[Records from a dataset]
----------------------------------------
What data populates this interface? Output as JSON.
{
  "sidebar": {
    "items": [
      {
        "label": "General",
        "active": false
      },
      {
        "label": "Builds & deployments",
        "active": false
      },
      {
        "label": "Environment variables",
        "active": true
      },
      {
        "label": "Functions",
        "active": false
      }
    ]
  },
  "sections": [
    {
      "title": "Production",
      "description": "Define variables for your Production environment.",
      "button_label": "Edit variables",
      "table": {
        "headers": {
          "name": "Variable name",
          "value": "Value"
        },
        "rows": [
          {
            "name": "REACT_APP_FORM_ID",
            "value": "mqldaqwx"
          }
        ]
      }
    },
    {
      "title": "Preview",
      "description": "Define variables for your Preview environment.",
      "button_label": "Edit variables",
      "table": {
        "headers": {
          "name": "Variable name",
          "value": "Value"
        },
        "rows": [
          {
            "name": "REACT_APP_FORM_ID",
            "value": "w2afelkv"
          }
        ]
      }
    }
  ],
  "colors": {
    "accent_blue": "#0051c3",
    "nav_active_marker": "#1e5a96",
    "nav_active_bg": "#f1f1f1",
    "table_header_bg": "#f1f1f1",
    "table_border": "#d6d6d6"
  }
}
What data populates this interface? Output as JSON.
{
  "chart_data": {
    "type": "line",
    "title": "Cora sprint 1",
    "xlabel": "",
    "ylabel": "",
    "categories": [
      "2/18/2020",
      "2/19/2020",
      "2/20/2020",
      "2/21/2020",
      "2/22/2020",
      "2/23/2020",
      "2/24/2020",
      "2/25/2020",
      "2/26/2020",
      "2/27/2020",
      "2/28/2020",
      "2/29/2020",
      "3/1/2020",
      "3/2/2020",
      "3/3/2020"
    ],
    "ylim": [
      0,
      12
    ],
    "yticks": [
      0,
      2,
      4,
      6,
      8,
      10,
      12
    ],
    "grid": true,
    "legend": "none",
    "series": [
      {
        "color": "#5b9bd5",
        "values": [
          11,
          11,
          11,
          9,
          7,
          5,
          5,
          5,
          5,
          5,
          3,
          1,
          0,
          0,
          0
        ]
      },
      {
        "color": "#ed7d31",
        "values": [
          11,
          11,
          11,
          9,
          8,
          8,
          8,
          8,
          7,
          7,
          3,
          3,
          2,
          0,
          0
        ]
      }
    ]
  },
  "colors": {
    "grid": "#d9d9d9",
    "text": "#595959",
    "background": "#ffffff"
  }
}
----------------------------------------
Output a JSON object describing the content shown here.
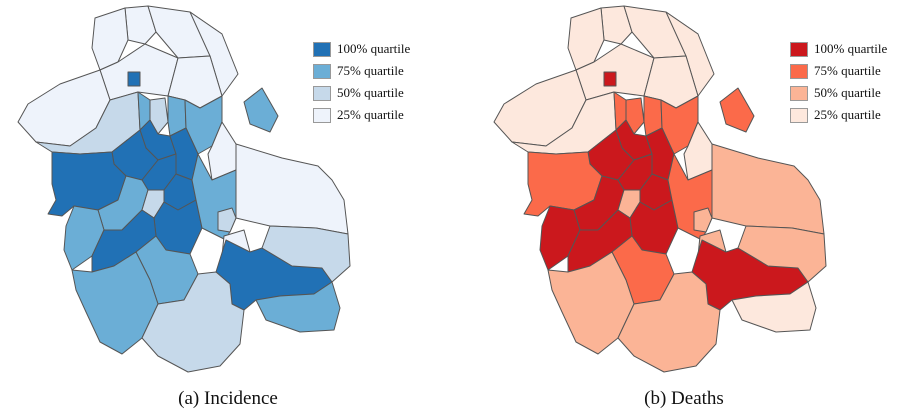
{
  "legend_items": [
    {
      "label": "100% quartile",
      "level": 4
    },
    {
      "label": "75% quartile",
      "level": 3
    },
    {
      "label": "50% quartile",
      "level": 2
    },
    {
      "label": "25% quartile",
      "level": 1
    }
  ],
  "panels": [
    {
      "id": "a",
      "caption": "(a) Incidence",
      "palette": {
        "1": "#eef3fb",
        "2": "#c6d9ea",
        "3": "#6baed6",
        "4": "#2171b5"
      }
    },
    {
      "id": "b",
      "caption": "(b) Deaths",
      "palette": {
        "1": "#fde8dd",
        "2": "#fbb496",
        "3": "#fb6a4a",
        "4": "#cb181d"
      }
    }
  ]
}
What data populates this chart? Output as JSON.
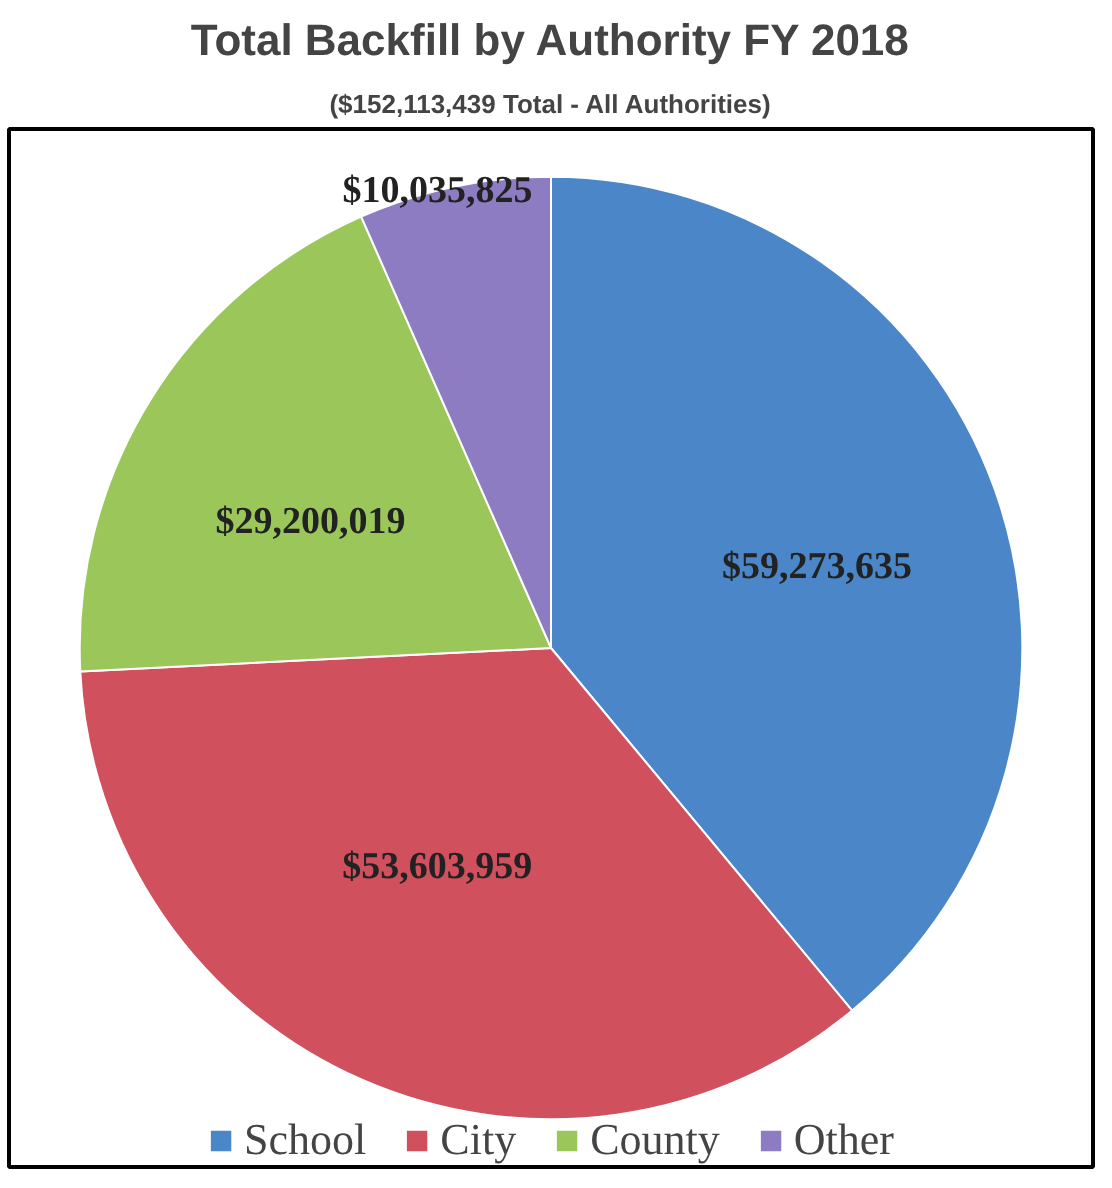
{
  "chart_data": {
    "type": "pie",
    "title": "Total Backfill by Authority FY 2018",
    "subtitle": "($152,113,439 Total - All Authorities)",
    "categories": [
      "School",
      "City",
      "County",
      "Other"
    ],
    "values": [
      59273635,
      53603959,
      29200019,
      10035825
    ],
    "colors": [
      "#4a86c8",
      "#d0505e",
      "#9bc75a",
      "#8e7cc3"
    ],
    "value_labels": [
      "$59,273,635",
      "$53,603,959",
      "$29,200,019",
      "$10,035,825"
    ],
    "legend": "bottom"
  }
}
----------------------------------------
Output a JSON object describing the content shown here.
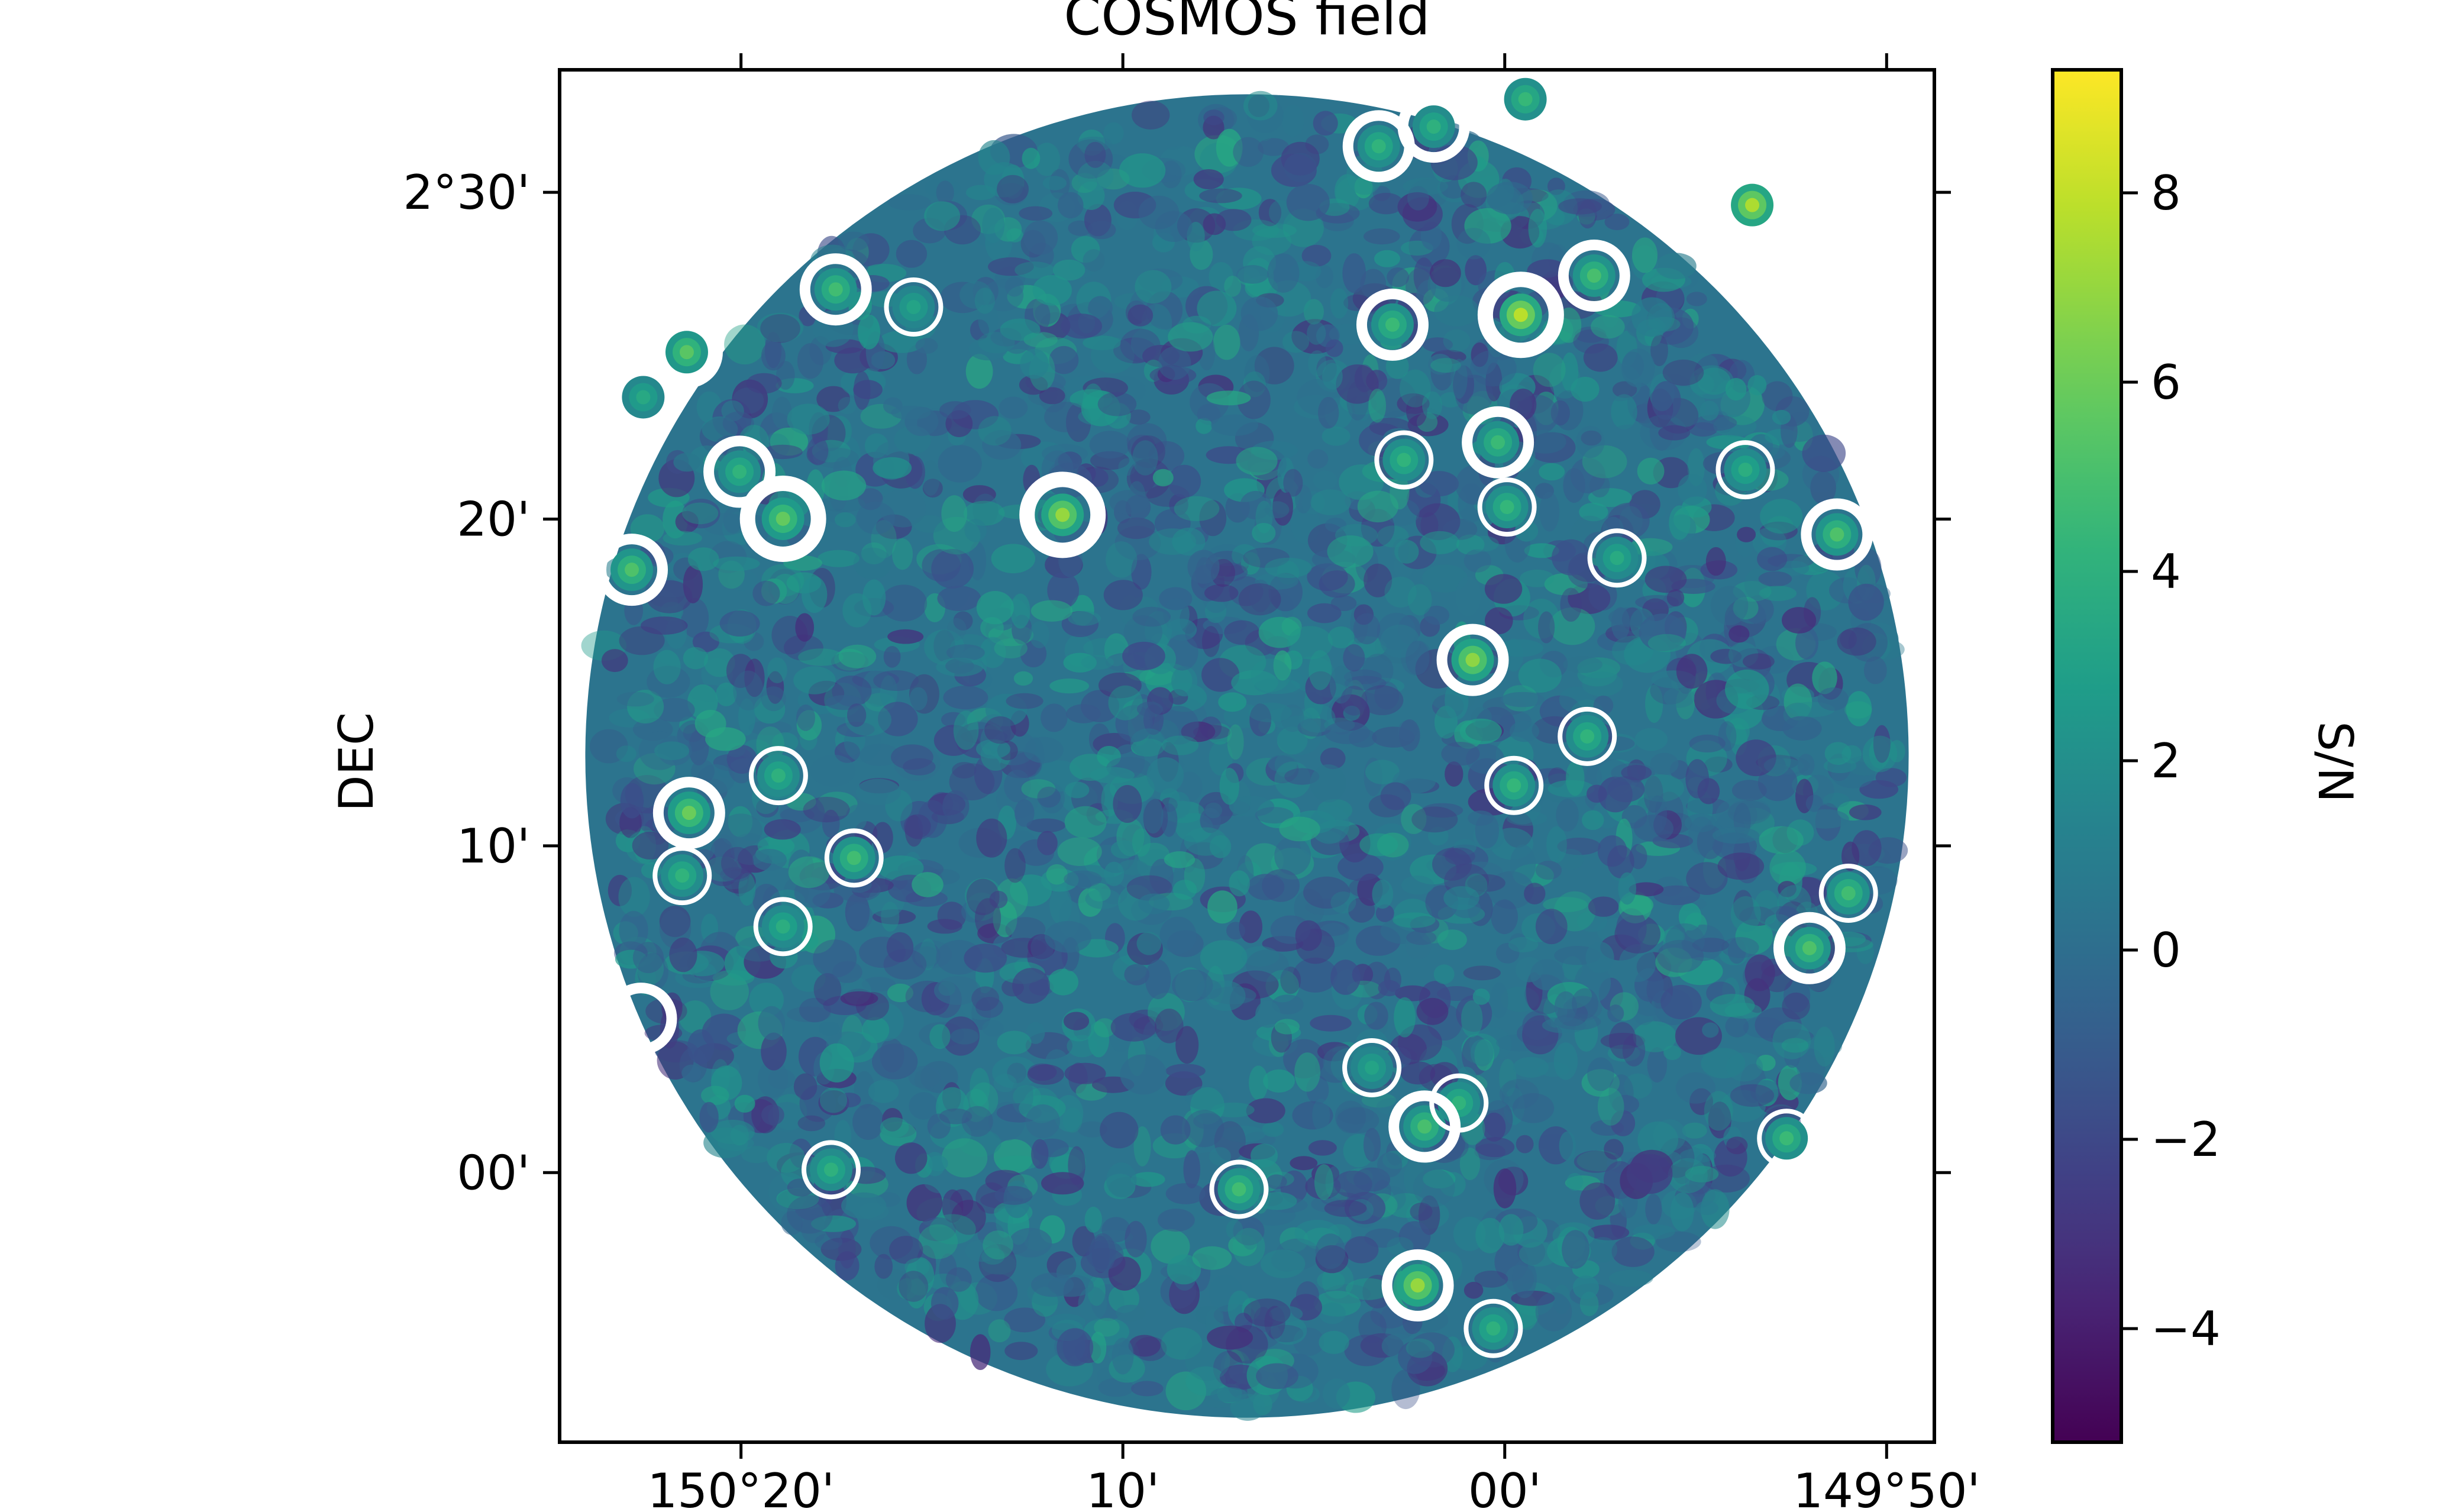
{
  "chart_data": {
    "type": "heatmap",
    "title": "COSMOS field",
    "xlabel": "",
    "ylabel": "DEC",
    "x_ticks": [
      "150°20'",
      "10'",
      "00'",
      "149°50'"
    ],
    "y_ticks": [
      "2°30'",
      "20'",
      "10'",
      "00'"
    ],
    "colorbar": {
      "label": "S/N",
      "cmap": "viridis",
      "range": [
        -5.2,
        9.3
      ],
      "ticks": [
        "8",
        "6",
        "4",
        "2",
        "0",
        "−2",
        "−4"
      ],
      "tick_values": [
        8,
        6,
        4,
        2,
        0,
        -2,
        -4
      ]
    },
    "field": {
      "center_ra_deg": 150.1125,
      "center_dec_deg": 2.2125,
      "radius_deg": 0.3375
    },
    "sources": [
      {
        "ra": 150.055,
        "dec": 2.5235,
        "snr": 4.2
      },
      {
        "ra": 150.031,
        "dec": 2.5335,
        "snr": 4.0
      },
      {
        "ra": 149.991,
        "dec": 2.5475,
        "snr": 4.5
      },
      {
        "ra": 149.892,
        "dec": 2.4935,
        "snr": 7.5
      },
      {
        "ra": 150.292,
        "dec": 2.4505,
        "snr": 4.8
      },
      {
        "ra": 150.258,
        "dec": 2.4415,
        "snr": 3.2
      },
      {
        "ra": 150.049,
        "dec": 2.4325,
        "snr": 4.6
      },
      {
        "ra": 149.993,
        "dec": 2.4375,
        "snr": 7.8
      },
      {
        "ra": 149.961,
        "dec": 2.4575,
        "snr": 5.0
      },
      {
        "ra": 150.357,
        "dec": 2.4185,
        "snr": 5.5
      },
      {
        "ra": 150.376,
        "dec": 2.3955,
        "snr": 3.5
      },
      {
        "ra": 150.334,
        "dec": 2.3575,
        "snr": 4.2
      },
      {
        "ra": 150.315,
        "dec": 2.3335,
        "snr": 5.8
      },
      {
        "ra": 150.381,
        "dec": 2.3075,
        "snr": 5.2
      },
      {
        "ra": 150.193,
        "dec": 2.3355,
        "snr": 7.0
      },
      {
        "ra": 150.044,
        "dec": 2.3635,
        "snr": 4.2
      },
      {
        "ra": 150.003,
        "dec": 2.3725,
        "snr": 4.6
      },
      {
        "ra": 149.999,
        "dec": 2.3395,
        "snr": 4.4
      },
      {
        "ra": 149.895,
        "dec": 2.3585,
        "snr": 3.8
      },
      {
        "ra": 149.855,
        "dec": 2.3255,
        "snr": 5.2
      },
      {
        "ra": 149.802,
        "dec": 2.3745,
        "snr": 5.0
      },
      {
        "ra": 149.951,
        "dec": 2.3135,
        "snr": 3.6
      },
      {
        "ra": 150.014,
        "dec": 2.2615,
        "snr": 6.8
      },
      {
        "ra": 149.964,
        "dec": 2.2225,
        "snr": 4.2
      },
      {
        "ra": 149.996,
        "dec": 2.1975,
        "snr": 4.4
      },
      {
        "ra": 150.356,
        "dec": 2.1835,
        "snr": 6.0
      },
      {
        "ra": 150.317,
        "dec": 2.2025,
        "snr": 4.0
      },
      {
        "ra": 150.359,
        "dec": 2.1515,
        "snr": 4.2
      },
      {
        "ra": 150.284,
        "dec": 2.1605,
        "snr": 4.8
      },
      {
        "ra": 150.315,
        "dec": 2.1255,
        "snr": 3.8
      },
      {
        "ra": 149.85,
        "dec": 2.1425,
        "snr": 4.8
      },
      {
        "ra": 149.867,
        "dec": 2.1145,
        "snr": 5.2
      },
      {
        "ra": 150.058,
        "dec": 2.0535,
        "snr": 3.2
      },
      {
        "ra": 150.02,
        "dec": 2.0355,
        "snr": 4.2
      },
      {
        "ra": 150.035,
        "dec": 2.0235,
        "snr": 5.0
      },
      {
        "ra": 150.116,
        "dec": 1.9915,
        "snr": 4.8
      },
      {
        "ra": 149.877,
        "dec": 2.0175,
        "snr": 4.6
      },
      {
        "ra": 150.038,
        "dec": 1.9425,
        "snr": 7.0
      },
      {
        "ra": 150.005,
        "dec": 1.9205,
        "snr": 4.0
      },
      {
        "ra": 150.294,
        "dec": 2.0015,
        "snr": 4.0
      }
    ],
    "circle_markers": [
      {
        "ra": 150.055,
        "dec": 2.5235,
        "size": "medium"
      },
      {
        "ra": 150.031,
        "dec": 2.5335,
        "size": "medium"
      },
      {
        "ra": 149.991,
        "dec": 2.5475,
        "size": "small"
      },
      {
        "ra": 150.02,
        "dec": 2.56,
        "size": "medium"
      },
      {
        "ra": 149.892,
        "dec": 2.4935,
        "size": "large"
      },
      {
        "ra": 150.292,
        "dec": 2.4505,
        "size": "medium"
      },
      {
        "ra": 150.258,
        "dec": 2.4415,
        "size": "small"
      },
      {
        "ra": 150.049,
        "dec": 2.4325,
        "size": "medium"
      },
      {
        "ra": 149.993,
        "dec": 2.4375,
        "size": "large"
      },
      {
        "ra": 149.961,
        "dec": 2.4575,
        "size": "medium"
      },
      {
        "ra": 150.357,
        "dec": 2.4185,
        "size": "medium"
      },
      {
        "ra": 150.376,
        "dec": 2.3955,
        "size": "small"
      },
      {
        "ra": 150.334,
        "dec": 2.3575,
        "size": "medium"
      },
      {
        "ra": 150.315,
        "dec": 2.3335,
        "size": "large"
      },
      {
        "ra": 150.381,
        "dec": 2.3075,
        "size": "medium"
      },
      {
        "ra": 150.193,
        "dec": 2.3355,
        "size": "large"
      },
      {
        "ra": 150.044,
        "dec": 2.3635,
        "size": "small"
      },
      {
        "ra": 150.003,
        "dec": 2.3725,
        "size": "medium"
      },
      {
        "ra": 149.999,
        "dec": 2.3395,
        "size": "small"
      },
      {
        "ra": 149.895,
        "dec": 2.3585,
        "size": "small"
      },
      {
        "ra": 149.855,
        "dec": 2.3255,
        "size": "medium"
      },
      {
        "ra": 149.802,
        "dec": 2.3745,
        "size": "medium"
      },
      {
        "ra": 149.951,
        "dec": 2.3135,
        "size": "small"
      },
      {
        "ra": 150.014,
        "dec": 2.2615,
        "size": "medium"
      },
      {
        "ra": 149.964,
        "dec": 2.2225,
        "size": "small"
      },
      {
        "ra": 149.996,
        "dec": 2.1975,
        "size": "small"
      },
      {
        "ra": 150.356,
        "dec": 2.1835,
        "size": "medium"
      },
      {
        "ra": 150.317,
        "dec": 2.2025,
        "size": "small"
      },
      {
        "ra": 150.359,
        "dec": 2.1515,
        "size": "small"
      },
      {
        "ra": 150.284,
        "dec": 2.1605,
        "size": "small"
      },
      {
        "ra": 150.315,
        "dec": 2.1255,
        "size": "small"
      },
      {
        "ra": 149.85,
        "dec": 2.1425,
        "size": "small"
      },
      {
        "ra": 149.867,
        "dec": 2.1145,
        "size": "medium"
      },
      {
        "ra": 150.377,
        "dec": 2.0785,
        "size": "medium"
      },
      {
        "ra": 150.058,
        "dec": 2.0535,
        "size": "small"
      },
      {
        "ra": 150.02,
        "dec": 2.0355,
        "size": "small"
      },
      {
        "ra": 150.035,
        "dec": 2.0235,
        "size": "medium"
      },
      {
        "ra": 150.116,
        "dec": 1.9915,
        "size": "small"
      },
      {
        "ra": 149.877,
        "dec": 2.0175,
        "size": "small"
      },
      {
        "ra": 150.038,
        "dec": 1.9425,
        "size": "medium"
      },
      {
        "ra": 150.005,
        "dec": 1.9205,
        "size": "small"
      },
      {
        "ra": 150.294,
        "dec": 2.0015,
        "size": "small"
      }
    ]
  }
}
----------------------------------------
Your goal
Gather each line that holds "Total".

Output for this exercise
    "title": "Total Backfill by Authority FY 2018",
    "subtitle": "($152,113,439 Total - All Authorities)",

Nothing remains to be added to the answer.